* _LEESTEKST_:
>>>

Daarnaast kan onderscheid gemaakt worden tussen de netto en bruto productie van hernieuwbare elektriciteit. Het verschil zit in het eigen verbruik van de installaties.

Windmolens, waterkrachtinstallaties en zonnepanelen hebben een klein, verwaarloosbaar, eigen verbruik. Biomassa-installaties hebben juist een relatief groot eigen verbruik. Vooral afvalverbrandingsinstallaties hebben behoorlijk wat elektriciteit nodig voor onder andere rookgasreiniging. Informatie over het eigen verbruik en de netto productie van installaties op biomassa is te vinden in hoofdstuk 9 en op StatLine.

<<<

* _OPGAVE 1_: Waarvoor hebben afvalverbrandingsinstallaties volgens de tekst over hernieuwbare elektriciteit onder andere behoorlijk wat elektriciteit nodig?

[Vastgelegde gegevens]
>>>

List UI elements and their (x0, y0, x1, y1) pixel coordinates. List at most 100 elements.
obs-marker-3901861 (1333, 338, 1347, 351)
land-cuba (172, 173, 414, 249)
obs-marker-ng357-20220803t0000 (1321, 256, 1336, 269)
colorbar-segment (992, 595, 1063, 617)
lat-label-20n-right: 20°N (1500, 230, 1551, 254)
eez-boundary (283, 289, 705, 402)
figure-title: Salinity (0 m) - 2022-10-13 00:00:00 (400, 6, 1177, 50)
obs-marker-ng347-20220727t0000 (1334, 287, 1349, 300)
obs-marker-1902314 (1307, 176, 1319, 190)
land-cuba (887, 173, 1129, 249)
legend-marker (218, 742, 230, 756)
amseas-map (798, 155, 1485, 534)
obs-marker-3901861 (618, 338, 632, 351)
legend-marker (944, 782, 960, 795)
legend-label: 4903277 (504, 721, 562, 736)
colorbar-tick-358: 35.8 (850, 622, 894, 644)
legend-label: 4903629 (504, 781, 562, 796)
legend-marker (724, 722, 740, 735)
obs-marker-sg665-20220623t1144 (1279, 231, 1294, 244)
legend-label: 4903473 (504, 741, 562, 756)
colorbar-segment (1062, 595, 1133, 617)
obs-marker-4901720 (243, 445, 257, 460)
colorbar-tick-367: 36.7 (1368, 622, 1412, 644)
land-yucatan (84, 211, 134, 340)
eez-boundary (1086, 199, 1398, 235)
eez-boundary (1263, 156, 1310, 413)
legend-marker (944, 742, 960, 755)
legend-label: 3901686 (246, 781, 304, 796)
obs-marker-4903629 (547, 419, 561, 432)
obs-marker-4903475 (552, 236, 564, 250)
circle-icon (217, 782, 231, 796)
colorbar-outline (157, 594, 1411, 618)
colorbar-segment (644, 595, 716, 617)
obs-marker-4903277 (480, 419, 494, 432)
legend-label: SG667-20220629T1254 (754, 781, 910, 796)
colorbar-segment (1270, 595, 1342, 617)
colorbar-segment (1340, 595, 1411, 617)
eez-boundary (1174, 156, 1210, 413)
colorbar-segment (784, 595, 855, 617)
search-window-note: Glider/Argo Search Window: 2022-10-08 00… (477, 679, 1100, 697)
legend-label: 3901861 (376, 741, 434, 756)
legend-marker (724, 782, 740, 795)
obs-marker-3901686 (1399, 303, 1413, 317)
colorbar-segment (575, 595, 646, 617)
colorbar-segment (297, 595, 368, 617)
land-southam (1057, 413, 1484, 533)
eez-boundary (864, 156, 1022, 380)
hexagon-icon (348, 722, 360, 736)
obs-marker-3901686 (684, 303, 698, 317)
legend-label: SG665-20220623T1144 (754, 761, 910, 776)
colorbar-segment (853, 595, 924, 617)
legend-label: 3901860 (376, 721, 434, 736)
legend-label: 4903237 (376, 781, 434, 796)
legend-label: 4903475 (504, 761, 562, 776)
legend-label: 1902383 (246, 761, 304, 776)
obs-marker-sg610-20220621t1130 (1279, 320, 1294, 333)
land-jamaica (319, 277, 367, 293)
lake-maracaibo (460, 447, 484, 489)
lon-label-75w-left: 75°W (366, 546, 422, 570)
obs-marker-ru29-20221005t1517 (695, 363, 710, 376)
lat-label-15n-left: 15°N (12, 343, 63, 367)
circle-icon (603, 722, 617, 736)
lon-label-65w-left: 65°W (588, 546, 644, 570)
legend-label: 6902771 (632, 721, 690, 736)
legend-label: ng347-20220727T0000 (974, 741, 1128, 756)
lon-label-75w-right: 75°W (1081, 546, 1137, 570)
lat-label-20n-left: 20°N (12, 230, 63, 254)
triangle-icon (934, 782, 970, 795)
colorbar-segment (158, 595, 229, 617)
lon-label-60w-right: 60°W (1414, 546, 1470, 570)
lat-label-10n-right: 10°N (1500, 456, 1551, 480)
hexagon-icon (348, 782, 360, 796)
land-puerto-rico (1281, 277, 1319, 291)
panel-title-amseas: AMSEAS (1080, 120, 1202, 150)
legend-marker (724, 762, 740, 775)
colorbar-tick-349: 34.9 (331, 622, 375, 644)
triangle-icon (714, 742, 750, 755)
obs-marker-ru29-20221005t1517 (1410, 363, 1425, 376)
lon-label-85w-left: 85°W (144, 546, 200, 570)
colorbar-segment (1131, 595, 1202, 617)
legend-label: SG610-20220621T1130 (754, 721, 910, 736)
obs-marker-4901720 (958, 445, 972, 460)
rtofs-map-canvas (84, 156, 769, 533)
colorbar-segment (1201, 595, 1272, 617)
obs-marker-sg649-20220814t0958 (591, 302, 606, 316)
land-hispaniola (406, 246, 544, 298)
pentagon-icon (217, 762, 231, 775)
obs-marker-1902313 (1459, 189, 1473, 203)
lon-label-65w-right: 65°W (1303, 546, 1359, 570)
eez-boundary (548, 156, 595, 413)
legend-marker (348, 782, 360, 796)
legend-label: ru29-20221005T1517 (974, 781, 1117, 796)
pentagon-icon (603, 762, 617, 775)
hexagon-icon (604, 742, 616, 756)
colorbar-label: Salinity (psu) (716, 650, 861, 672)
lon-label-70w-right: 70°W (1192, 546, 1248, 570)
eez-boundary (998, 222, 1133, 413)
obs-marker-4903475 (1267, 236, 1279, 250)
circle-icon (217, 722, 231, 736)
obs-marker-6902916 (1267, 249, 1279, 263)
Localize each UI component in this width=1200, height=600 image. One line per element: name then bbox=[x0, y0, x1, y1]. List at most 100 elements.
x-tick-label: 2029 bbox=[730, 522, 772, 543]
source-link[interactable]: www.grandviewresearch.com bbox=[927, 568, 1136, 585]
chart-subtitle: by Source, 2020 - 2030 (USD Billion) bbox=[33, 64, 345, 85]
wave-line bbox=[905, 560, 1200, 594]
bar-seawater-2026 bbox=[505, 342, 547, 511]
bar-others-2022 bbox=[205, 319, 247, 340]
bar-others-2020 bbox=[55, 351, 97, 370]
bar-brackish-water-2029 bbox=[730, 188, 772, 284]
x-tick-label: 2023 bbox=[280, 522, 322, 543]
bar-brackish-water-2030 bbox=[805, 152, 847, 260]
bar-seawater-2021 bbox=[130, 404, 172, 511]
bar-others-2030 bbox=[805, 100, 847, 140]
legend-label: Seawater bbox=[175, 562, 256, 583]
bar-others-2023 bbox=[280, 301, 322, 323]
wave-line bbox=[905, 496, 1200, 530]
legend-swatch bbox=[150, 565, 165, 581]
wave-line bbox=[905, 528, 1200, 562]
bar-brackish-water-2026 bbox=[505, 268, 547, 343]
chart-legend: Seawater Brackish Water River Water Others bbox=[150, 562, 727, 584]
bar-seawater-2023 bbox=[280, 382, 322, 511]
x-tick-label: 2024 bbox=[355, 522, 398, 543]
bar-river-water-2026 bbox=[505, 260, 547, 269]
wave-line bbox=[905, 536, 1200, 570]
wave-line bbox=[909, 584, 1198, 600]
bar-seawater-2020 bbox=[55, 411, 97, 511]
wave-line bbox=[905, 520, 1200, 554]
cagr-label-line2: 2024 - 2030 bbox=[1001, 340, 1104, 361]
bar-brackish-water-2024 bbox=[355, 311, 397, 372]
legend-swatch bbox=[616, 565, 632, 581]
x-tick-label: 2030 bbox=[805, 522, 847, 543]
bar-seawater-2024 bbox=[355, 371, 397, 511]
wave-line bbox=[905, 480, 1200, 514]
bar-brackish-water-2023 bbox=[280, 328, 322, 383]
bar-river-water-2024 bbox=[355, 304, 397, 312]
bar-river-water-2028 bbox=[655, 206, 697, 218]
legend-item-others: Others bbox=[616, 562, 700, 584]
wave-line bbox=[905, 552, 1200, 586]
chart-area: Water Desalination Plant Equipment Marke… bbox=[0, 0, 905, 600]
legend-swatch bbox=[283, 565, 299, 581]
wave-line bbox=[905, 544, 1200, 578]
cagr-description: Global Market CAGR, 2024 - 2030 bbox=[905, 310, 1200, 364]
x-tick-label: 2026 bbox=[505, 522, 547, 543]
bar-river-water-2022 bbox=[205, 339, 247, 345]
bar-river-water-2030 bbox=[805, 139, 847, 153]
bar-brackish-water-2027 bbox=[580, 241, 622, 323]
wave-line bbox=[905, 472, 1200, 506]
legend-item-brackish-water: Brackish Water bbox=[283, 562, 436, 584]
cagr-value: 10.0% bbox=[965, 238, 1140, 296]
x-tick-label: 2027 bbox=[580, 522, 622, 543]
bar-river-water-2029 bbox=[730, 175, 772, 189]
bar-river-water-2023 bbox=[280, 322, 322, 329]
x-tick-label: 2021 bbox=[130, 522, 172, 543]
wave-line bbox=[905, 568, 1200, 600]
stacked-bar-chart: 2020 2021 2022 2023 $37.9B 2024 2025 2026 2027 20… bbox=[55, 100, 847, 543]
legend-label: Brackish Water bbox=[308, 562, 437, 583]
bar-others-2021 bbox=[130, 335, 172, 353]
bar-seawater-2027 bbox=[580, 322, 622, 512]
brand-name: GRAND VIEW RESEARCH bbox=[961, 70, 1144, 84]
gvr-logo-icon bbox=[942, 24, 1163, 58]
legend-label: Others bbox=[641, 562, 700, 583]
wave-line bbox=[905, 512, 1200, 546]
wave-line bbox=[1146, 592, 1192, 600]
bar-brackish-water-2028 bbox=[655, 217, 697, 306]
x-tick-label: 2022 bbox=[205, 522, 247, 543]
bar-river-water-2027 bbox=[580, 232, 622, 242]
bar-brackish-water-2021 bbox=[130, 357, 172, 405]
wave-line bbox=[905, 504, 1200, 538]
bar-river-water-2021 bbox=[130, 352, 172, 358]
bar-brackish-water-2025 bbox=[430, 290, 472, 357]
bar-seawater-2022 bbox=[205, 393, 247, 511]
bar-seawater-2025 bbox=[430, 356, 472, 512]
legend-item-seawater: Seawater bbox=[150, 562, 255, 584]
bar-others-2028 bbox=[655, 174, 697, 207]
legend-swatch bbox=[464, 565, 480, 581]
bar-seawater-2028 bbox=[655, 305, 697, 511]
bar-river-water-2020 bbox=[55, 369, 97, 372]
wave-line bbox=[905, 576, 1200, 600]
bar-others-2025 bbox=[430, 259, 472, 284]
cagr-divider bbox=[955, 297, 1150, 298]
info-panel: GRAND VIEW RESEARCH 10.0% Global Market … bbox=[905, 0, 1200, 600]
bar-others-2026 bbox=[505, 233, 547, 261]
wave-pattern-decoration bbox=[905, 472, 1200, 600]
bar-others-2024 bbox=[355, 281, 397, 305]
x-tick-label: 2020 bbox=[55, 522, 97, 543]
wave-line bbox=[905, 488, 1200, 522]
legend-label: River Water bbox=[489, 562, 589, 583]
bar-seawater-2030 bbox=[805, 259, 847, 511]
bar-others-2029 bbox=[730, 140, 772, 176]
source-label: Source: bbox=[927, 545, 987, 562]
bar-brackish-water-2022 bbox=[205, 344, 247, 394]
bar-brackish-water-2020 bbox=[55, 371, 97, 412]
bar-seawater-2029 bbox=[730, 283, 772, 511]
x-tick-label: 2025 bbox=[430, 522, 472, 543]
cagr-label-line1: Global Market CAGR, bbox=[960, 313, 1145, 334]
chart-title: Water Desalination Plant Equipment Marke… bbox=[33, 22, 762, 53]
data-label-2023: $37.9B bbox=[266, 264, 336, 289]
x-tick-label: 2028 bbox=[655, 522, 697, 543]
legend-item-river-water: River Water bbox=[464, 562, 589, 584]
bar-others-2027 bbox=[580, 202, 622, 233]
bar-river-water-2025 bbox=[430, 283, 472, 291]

<<<

* _OPGAVE 2_: Tel hoeveel regels van de gegevens de tekenreeks "name" bevatten, waarbij hoofdletters en kleine letters verschillend tellen. Geef alleen het aantal.

* _UITKOMST OEFENING 1_: Voor rookgasreiniging.

* _UITKOMST OEFENING 2_: 2